- Stated exercise
Repeat the listing that follows, character for character, minus the pictures.

START Supplied data

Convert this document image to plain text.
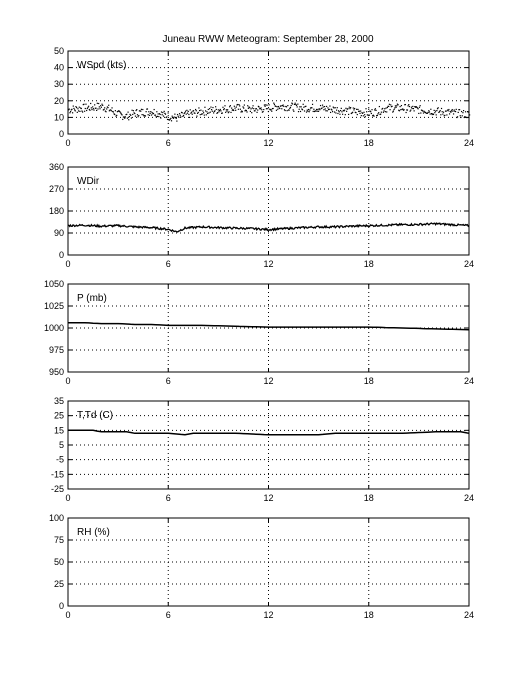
Juneau RWW Meteogram: September 28, 2000
0
10
20
30
40
50
0	6	12	18	24
WSpd (kts)
0
90
180
270
360
0	6	12	18	24
WDir
950
975
1000
1025
1050
0	6	12	18	24
P (mb)
-25
-15
-5
5
15
25
35
0	6	12	18	24
T,Td (C)
0
25
50
75
100
0	6	12	18	24
RH (%)
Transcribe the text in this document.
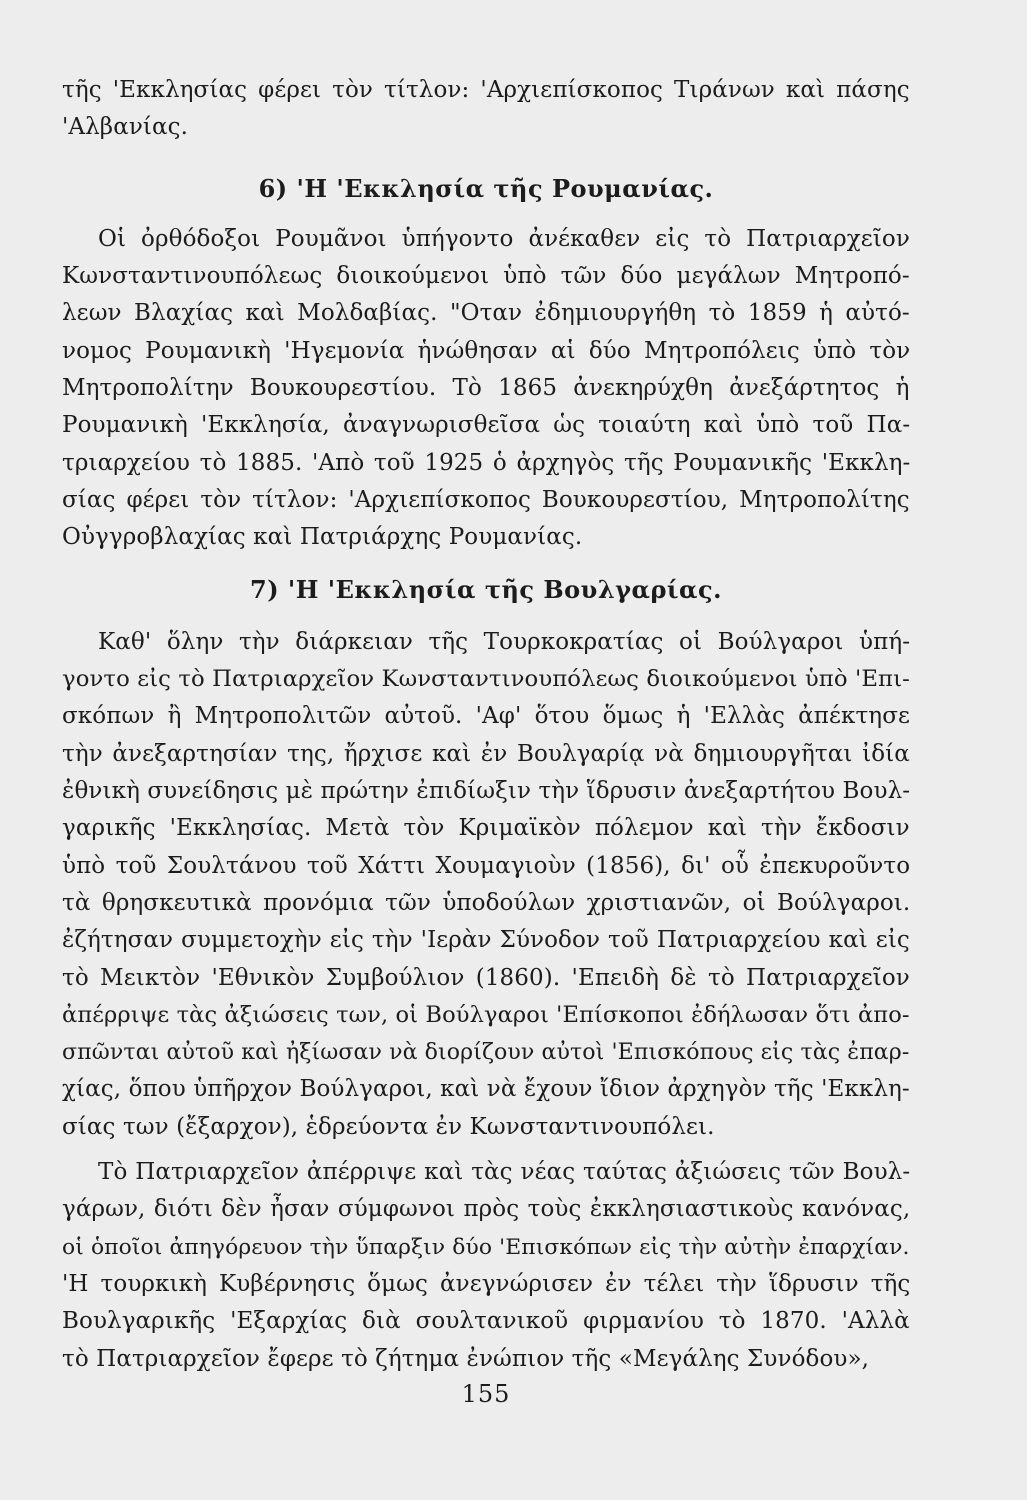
τῆς 'Εκκλησίας φέρει τὸν τίτλον: 'Αρχιεπίσκοπος Τιράνων καὶ πάσης
'Αλβανίας.

6) 'Η 'Εκκλησία τῆς Ρουμανίας.

Οἱ ὀρθόδοξοι Ρουμᾶνοι ὑπήγοντο ἀνέκαθεν εἰς τὸ Πατριαρχεῖον
Κωνσταντινουπόλεως διοικούμενοι ὑπὸ τῶν δύο μεγάλων Μητροπό-
λεων Βλαχίας καὶ Μολδαβίας. "Οταν ἐδημιουργήθη τὸ 1859 ἡ αὐτό-
νομος Ρουμανικὴ 'Ηγεμονία ἡνώθησαν αἱ δύο Μητροπόλεις ὑπὸ τὸν
Μητροπολίτην Βουκουρεστίου. Τὸ 1865 ἀνεκηρύχθη ἀνεξάρτητος ἡ
Ρουμανικὴ 'Εκκλησία, ἀναγνωρισθεῖσα ὡς τοιαύτη καὶ ὑπὸ τοῦ Πα-
τριαρχείου τὸ 1885. 'Απὸ τοῦ 1925 ὁ ἀρχηγὸς τῆς Ρουμανικῆς 'Εκκλη-
σίας φέρει τὸν τίτλον: 'Αρχιεπίσκοπος Βουκουρεστίου, Μητροπολίτης
Οὐγγροβλαχίας καὶ Πατριάρχης Ρουμανίας.

7) 'Η 'Εκκλησία τῆς Βουλγαρίας.

Καθ' ὅλην τὴν διάρκειαν τῆς Τουρκοκρατίας οἱ Βούλγαροι ὑπή-
γοντο εἰς τὸ Πατριαρχεῖον Κωνσταντινουπόλεως διοικούμενοι ὑπὸ 'Επι-
σκόπων ἢ Μητροπολιτῶν αὐτοῦ. 'Αφ' ὅτου ὅμως ἡ 'Ελλὰς ἀπέκτησε
τὴν ἀνεξαρτησίαν της, ἤρχισε καὶ ἐν Βουλγαρίᾳ νὰ δημιουργῆται ἰδία
ἐθνικὴ συνείδησις μὲ πρώτην ἐπιδίωξιν τὴν ἵδρυσιν ἀνεξαρτήτου Βουλ-
γαρικῆς 'Εκκλησίας. Μετὰ τὸν Κριμαϊκὸν πόλεμον καὶ τὴν ἔκδοσιν
ὑπὸ τοῦ Σουλτάνου τοῦ Χάττι Χουμαγιοὺν (1856), δι' οὗ ἐπεκυροῦντο
τὰ θρησκευτικὰ προνόμια τῶν ὑποδούλων χριστιανῶν, οἱ Βούλγαροι.
ἐζήτησαν συμμετοχὴν εἰς τὴν 'Ιερὰν Σύνοδον τοῦ Πατριαρχείου καὶ εἰς
τὸ Μεικτὸν 'Εθνικὸν Συμβούλιον (1860). 'Επειδὴ δὲ τὸ Πατριαρχεῖον
ἀπέρριψε τὰς ἀξιώσεις των, οἱ Βούλγαροι 'Επίσκοποι ἐδήλωσαν ὅτι ἀπο-
σπῶνται αὐτοῦ καὶ ἠξίωσαν νὰ διορίζουν αὐτοὶ 'Επισκόπους εἰς τὰς ἐπαρ-
χίας, ὅπου ὑπῆρχον Βούλγαροι, καὶ νὰ ἔχουν ἴδιον ἀρχηγὸν τῆς 'Εκκλη-
σίας των (ἔξαρχον), ἑδρεύοντα ἐν Κωνσταντινουπόλει.

Τὸ Πατριαρχεῖον ἀπέρριψε καὶ τὰς νέας ταύτας ἀξιώσεις τῶν Βουλ-
γάρων, διότι δὲν ἦσαν σύμφωνοι πρὸς τοὺς ἐκκλησιαστικοὺς κανόνας,
οἱ ὁποῖοι ἀπηγόρευον τὴν ὕπαρξιν δύο 'Επισκόπων εἰς τὴν αὐτὴν ἐπαρχίαν.
'Η τουρκικὴ Κυβέρνησις ὅμως ἀνεγνώρισεν ἐν τέλει τὴν ἵδρυσιν τῆς
Βουλγαρικῆς 'Εξαρχίας διὰ σουλτανικοῦ φιρμανίου τὸ 1870. 'Αλλὰ
τὸ Πατριαρχεῖον ἔφερε τὸ ζήτημα ἐνώπιον τῆς «Μεγάλης Συνόδου»,

155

END Supplied data

- Exercise result
Convert this document image to plain text.
Juneau RWW Meteogram: September 28, 2000
0
10
20
30
40
50
0	6	12	18	24
WSpd (kts)
0
90
180
270
360
0	6	12	18	24
WDir
950
975
1000
1025
1050
0	6	12	18	24
P (mb)
-25
-15
-5
5
15
25
35
0	6	12	18	24
T,Td (C)
0
25
50
75
100
0	6	12	18	24
RH (%)
Transcribe the text in this document.
τῆς 'Εκκλησίας φέρει τὸν τίτλον: 'Αρχιεπίσκοπος Τιράνων καὶ πάσης
'Αλβανίας.

6) 'Η 'Εκκλησία τῆς Ρουμανίας.

Οἱ ὀρθόδοξοι Ρουμᾶνοι ὑπήγοντο ἀνέκαθεν εἰς τὸ Πατριαρχεῖον
Κωνσταντινουπόλεως διοικούμενοι ὑπὸ τῶν δύο μεγάλων Μητροπό-
λεων Βλαχίας καὶ Μολδαβίας. "Οταν ἐδημιουργήθη τὸ 1859 ἡ αὐτό-
νομος Ρουμανικὴ 'Ηγεμονία ἡνώθησαν αἱ δύο Μητροπόλεις ὑπὸ τὸν
Μητροπολίτην Βουκουρεστίου. Τὸ 1865 ἀνεκηρύχθη ἀνεξάρτητος ἡ
Ρουμανικὴ 'Εκκλησία, ἀναγνωρισθεῖσα ὡς τοιαύτη καὶ ὑπὸ τοῦ Πα-
τριαρχείου τὸ 1885. 'Απὸ τοῦ 1925 ὁ ἀρχηγὸς τῆς Ρουμανικῆς 'Εκκλη-
σίας φέρει τὸν τίτλον: 'Αρχιεπίσκοπος Βουκουρεστίου, Μητροπολίτης
Οὐγγροβλαχίας καὶ Πατριάρχης Ρουμανίας.

7) 'Η 'Εκκλησία τῆς Βουλγαρίας.

Καθ' ὅλην τὴν διάρκειαν τῆς Τουρκοκρατίας οἱ Βούλγαροι ὑπή-
γοντο εἰς τὸ Πατριαρχεῖον Κωνσταντινουπόλεως διοικούμενοι ὑπὸ 'Επι-
σκόπων ἢ Μητροπολιτῶν αὐτοῦ. 'Αφ' ὅτου ὅμως ἡ 'Ελλὰς ἀπέκτησε
τὴν ἀνεξαρτησίαν της, ἤρχισε καὶ ἐν Βουλγαρίᾳ νὰ δημιουργῆται ἰδία
ἐθνικὴ συνείδησις μὲ πρώτην ἐπιδίωξιν τὴν ἵδρυσιν ἀνεξαρτήτου Βουλ-
γαρικῆς 'Εκκλησίας. Μετὰ τὸν Κριμαϊκὸν πόλεμον καὶ τὴν ἔκδοσιν
ὑπὸ τοῦ Σουλτάνου τοῦ Χάττι Χουμαγιοὺν (1856), δι' οὗ ἐπεκυροῦντο
τὰ θρησκευτικὰ προνόμια τῶν ὑποδούλων χριστιανῶν, οἱ Βούλγαροι.
ἐζήτησαν συμμετοχὴν εἰς τὴν 'Ιερὰν Σύνοδον τοῦ Πατριαρχείου καὶ εἰς
τὸ Μεικτὸν 'Εθνικὸν Συμβούλιον (1860). 'Επειδὴ δὲ τὸ Πατριαρχεῖον
ἀπέρριψε τὰς ἀξιώσεις των, οἱ Βούλγαροι 'Επίσκοποι ἐδήλωσαν ὅτι ἀπο-
σπῶνται αὐτοῦ καὶ ἠξίωσαν νὰ διορίζουν αὐτοὶ 'Επισκόπους εἰς τὰς ἐπαρ-
χίας, ὅπου ὑπῆρχον Βούλγαροι, καὶ νὰ ἔχουν ἴδιον ἀρχηγὸν τῆς 'Εκκλη-
σίας των (ἔξαρχον), ἑδρεύοντα ἐν Κωνσταντινουπόλει.

Τὸ Πατριαρχεῖον ἀπέρριψε καὶ τὰς νέας ταύτας ἀξιώσεις τῶν Βουλ-
γάρων, διότι δὲν ἦσαν σύμφωνοι πρὸς τοὺς ἐκκλησιαστικοὺς κανόνας,
οἱ ὁποῖοι ἀπηγόρευον τὴν ὕπαρξιν δύο 'Επισκόπων εἰς τὴν αὐτὴν ἐπαρχίαν.
'Η τουρκικὴ Κυβέρνησις ὅμως ἀνεγνώρισεν ἐν τέλει τὴν ἵδρυσιν τῆς
Βουλγαρικῆς 'Εξαρχίας διὰ σουλτανικοῦ φιρμανίου τὸ 1870. 'Αλλὰ
τὸ Πατριαρχεῖον ἔφερε τὸ ζήτημα ἐνώπιον τῆς «Μεγάλης Συνόδου»,

155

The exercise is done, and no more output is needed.